__Job__
In the listing below, pick out lines with "root".

[Extracted data entries]
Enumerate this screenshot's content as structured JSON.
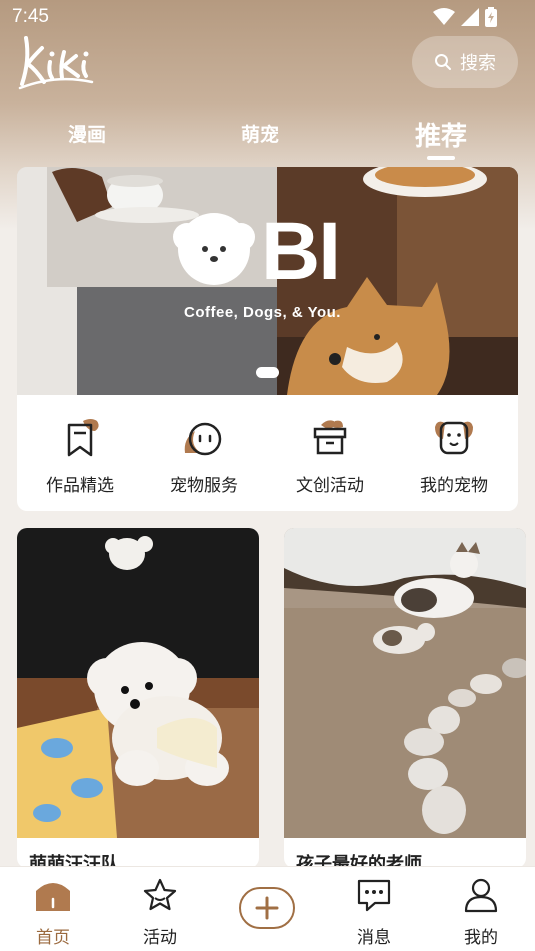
{
  "status_bar": {
    "time": "7:45"
  },
  "header": {
    "logo_text": "kiki",
    "search_label": "搜索"
  },
  "tabs": [
    {
      "label": "漫画"
    },
    {
      "label": "萌宠"
    },
    {
      "label": "推荐"
    }
  ],
  "active_tab": "推荐",
  "banner": {
    "brand": "BI",
    "tagline": "Coffee, Dogs, & You.",
    "page_count": 1,
    "current_page": 1
  },
  "quick_links": [
    {
      "label": "作品精选",
      "icon": "bookmark-icon"
    },
    {
      "label": "宠物服务",
      "icon": "pet-face-icon"
    },
    {
      "label": "文创活动",
      "icon": "gift-box-icon"
    },
    {
      "label": "我的宠物",
      "icon": "dog-face-icon"
    }
  ],
  "posts": [
    {
      "title": "萌萌汪汪队"
    },
    {
      "title": "孩子最好的老师"
    }
  ],
  "bottom_nav": [
    {
      "label": "首页",
      "icon": "home-icon",
      "active": true
    },
    {
      "label": "活动",
      "icon": "star-icon",
      "active": false
    },
    {
      "label": "",
      "icon": "add-icon",
      "active": false
    },
    {
      "label": "消息",
      "icon": "message-icon",
      "active": false
    },
    {
      "label": "我的",
      "icon": "profile-icon",
      "active": false
    }
  ],
  "colors": {
    "accent": "#9b6a3f",
    "header_gradient_top": "#b59a80",
    "background": "#f2eeea"
  }
}
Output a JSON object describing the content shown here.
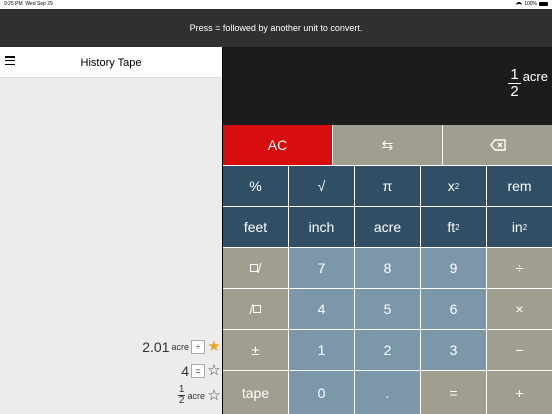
{
  "status_bar": {
    "time": "9:25 PM",
    "date": "Wed Sep 29",
    "battery": "100%"
  },
  "banner": {
    "text": "Press = followed by another unit to convert."
  },
  "history": {
    "title": "History Tape",
    "rows": [
      {
        "value": "2.01",
        "unit": "acre",
        "op": "÷",
        "starred": true
      },
      {
        "value": "4",
        "unit": "",
        "op": "=",
        "starred": false
      },
      {
        "num": "1",
        "den": "2",
        "unit": "acre",
        "starred": false
      }
    ]
  },
  "display": {
    "num": "1",
    "den": "2",
    "unit": "acre"
  },
  "keys": {
    "ac": "AC",
    "swap": "⇆",
    "percent": "%",
    "sqrt": "√",
    "pi": "π",
    "x": "x",
    "two": "2",
    "rem": "rem",
    "feet": "feet",
    "inch": "inch",
    "acre": "acre",
    "ft": "ft",
    "in": "in",
    "div": "÷",
    "times": "×",
    "minus": "−",
    "plus": "+",
    "plusminus": "±",
    "tape": "tape",
    "zero": "0",
    "one": "1",
    "two_d": "2",
    "three": "3",
    "four": "4",
    "five": "5",
    "six": "6",
    "seven": "7",
    "eight": "8",
    "nine": "9",
    "dot": ".",
    "equals": "=",
    "slash": "/"
  },
  "colors": {
    "red": "#d70c0c",
    "tan": "#a09e8e",
    "navy": "#304f65",
    "slate": "#7d97aa",
    "star": "#f0a321"
  }
}
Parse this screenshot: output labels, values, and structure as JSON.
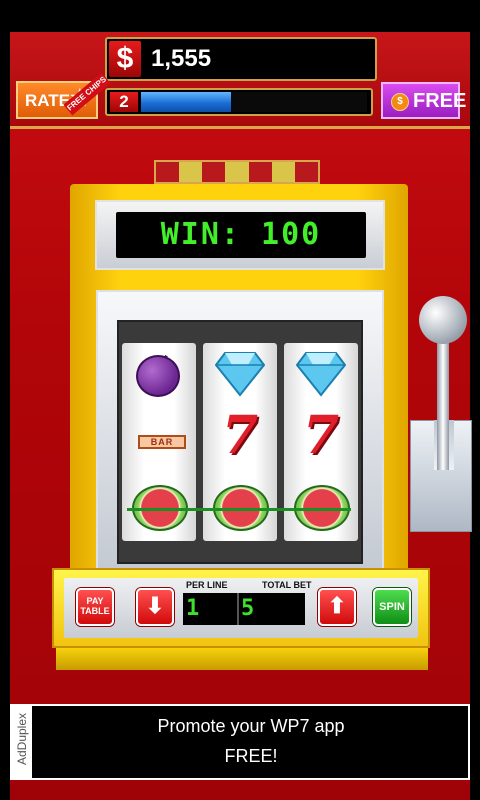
{
  "header": {
    "credits_symbol": "$",
    "credits": "1,555",
    "rate_label": "RATE",
    "rate_ribbon": "FREE CHIPS",
    "level": "2",
    "xp_progress": 0.4,
    "free_label": "FREE",
    "free_coin_symbol": "$"
  },
  "display": {
    "win_text": "WIN: 100"
  },
  "reels": [
    [
      "plum",
      "bar",
      "watermelon"
    ],
    [
      "diamond",
      "seven",
      "watermelon"
    ],
    [
      "diamond",
      "seven",
      "watermelon"
    ]
  ],
  "symbols": {
    "bar_text": "BAR",
    "seven_text": "7"
  },
  "controls": {
    "paytable_label_1": "PAY",
    "paytable_label_2": "TABLE",
    "per_line_label": "PER LINE",
    "total_bet_label": "TOTAL BET",
    "per_line": "1",
    "total_bet": "5",
    "spin_label": "SPIN",
    "down_arrow": "⬇",
    "up_arrow": "⬆"
  },
  "ad": {
    "provider": "AdDuplex",
    "line1": "Promote your WP7 app",
    "line2": "FREE!"
  },
  "colors": {
    "lights": [
      "#b8191c",
      "#d8c54a",
      "#b8191c",
      "#d8c54a",
      "#b8191c",
      "#d8c54a",
      "#b8191c"
    ]
  }
}
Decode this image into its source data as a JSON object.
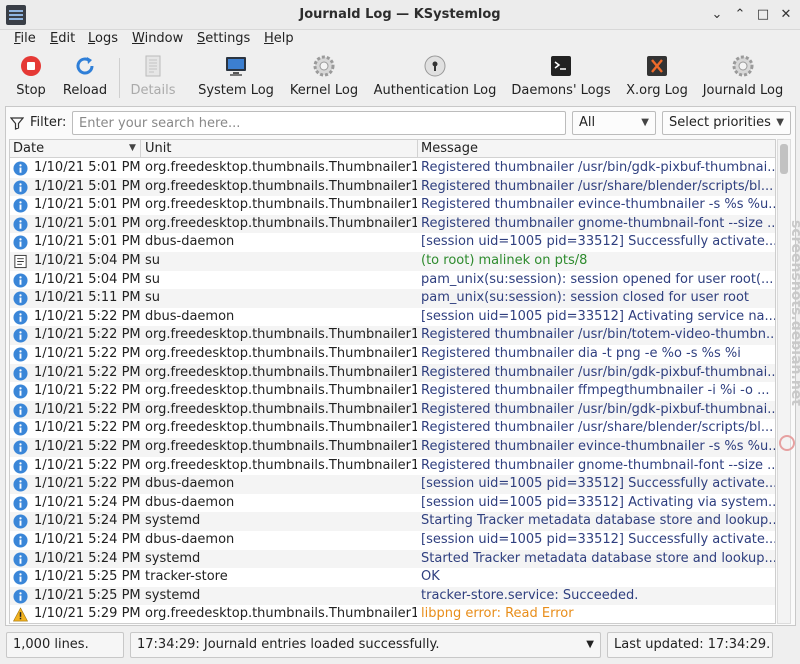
{
  "window": {
    "title": "Journald Log — KSystemlog",
    "controls": [
      "⌄",
      "⌃",
      "□",
      "✕"
    ]
  },
  "menu": [
    "File",
    "Edit",
    "Logs",
    "Window",
    "Settings",
    "Help"
  ],
  "toolbar": {
    "stop": "Stop",
    "reload": "Reload",
    "details": "Details",
    "system_log": "System Log",
    "kernel_log": "Kernel Log",
    "auth_log": "Authentication Log",
    "daemons_logs": "Daemons' Logs",
    "xorg_log": "X.org Log",
    "journald_log": "Journald Log"
  },
  "filter": {
    "label": "Filter:",
    "placeholder": "Enter your search here...",
    "scope": "All",
    "priorities": "Select priorities"
  },
  "table": {
    "headers": {
      "date": "Date",
      "unit": "Unit",
      "message": "Message"
    },
    "rows": [
      {
        "date": "1/10/21 5:01 PM",
        "unit": "org.freedesktop.thumbnails.Thumbnailer1",
        "msg": "Registered thumbnailer /usr/bin/gdk-pixbuf-thumbnai...",
        "level": "info"
      },
      {
        "date": "1/10/21 5:01 PM",
        "unit": "org.freedesktop.thumbnails.Thumbnailer1",
        "msg": "Registered thumbnailer /usr/share/blender/scripts/bl...",
        "level": "info"
      },
      {
        "date": "1/10/21 5:01 PM",
        "unit": "org.freedesktop.thumbnails.Thumbnailer1",
        "msg": "Registered thumbnailer evince-thumbnailer -s %s %u...",
        "level": "info"
      },
      {
        "date": "1/10/21 5:01 PM",
        "unit": "org.freedesktop.thumbnails.Thumbnailer1",
        "msg": "Registered thumbnailer gnome-thumbnail-font --size ...",
        "level": "info"
      },
      {
        "date": "1/10/21 5:01 PM",
        "unit": "dbus-daemon",
        "msg": "[session uid=1005 pid=33512] Successfully activate...",
        "level": "info"
      },
      {
        "date": "1/10/21 5:04 PM",
        "unit": "su",
        "msg": "(to root) malinek on pts/8",
        "level": "notice"
      },
      {
        "date": "1/10/21 5:04 PM",
        "unit": "su",
        "msg": "pam_unix(su:session): session opened for user root(...",
        "level": "info"
      },
      {
        "date": "1/10/21 5:11 PM",
        "unit": "su",
        "msg": "pam_unix(su:session): session closed for user root",
        "level": "info"
      },
      {
        "date": "1/10/21 5:22 PM",
        "unit": "dbus-daemon",
        "msg": "[session uid=1005 pid=33512] Activating service na...",
        "level": "info"
      },
      {
        "date": "1/10/21 5:22 PM",
        "unit": "org.freedesktop.thumbnails.Thumbnailer1",
        "msg": "Registered thumbnailer /usr/bin/totem-video-thumbn...",
        "level": "info"
      },
      {
        "date": "1/10/21 5:22 PM",
        "unit": "org.freedesktop.thumbnails.Thumbnailer1",
        "msg": "Registered thumbnailer dia -t png -e %o -s %s %i",
        "level": "info"
      },
      {
        "date": "1/10/21 5:22 PM",
        "unit": "org.freedesktop.thumbnails.Thumbnailer1",
        "msg": "Registered thumbnailer /usr/bin/gdk-pixbuf-thumbnai...",
        "level": "info"
      },
      {
        "date": "1/10/21 5:22 PM",
        "unit": "org.freedesktop.thumbnails.Thumbnailer1",
        "msg": "Registered thumbnailer ffmpegthumbnailer -i %i -o ...",
        "level": "info"
      },
      {
        "date": "1/10/21 5:22 PM",
        "unit": "org.freedesktop.thumbnails.Thumbnailer1",
        "msg": "Registered thumbnailer /usr/bin/gdk-pixbuf-thumbnai...",
        "level": "info"
      },
      {
        "date": "1/10/21 5:22 PM",
        "unit": "org.freedesktop.thumbnails.Thumbnailer1",
        "msg": "Registered thumbnailer /usr/share/blender/scripts/bl...",
        "level": "info"
      },
      {
        "date": "1/10/21 5:22 PM",
        "unit": "org.freedesktop.thumbnails.Thumbnailer1",
        "msg": "Registered thumbnailer evince-thumbnailer -s %s %u...",
        "level": "info"
      },
      {
        "date": "1/10/21 5:22 PM",
        "unit": "org.freedesktop.thumbnails.Thumbnailer1",
        "msg": "Registered thumbnailer gnome-thumbnail-font --size ...",
        "level": "info"
      },
      {
        "date": "1/10/21 5:22 PM",
        "unit": "dbus-daemon",
        "msg": "[session uid=1005 pid=33512] Successfully activate...",
        "level": "info"
      },
      {
        "date": "1/10/21 5:24 PM",
        "unit": "dbus-daemon",
        "msg": "[session uid=1005 pid=33512] Activating via system...",
        "level": "info"
      },
      {
        "date": "1/10/21 5:24 PM",
        "unit": "systemd",
        "msg": "Starting Tracker metadata database store and lookup...",
        "level": "info"
      },
      {
        "date": "1/10/21 5:24 PM",
        "unit": "dbus-daemon",
        "msg": "[session uid=1005 pid=33512] Successfully activate...",
        "level": "info"
      },
      {
        "date": "1/10/21 5:24 PM",
        "unit": "systemd",
        "msg": "Started Tracker metadata database store and lookup...",
        "level": "info"
      },
      {
        "date": "1/10/21 5:25 PM",
        "unit": "tracker-store",
        "msg": "OK",
        "level": "info"
      },
      {
        "date": "1/10/21 5:25 PM",
        "unit": "systemd",
        "msg": "tracker-store.service: Succeeded.",
        "level": "info"
      },
      {
        "date": "1/10/21 5:29 PM",
        "unit": "org.freedesktop.thumbnails.Thumbnailer1",
        "msg": "libpng error: Read Error",
        "level": "warning"
      }
    ]
  },
  "status": {
    "lines": "1,000 lines.",
    "message": "17:34:29: Journald entries loaded successfully.",
    "updated": "Last updated: 17:34:29."
  },
  "watermark": "screenshots.debian.net",
  "colors": {
    "info": "#3a86d8",
    "notice": "#2e8b2e",
    "warning": "#e88d1a",
    "stop": "#e53935",
    "reload": "#2f7fd8"
  }
}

__Answer to the exercise__
        "msg": "(to root) malinek on pts/8",
        "msg": "pam_unix(su:session): session opened for user root(...",
        "msg": "pam_unix(su:session): session closed for user root",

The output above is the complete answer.